(Collected data entries)
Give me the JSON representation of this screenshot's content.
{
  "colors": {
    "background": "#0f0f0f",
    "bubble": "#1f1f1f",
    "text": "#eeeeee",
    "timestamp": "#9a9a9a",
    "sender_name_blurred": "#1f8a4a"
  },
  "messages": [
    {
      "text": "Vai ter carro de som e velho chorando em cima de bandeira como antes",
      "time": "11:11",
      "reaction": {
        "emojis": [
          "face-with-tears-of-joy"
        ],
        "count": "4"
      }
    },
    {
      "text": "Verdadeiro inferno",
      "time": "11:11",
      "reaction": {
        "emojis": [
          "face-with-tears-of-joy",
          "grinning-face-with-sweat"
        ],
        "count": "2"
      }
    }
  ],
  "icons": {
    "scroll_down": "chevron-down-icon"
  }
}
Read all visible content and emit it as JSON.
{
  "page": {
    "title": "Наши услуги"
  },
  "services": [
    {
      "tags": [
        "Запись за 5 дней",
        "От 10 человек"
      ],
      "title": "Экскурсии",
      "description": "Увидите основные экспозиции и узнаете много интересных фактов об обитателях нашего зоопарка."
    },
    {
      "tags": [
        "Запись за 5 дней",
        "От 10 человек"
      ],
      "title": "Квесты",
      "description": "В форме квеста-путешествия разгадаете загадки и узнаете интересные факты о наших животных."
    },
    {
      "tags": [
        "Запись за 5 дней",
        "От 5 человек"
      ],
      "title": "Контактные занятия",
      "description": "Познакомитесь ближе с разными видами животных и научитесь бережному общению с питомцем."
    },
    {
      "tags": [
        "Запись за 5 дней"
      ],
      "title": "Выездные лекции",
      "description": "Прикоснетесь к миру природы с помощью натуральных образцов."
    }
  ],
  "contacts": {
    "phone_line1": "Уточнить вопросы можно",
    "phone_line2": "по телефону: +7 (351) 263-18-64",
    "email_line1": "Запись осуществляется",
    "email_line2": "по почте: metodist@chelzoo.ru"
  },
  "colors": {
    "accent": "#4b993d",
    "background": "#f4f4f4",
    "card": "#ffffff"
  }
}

Aim → Search the data for the string "background" and copy each line where it appears.

Full output →
    "background": "#0f0f0f",
    "background": "#f4f4f4",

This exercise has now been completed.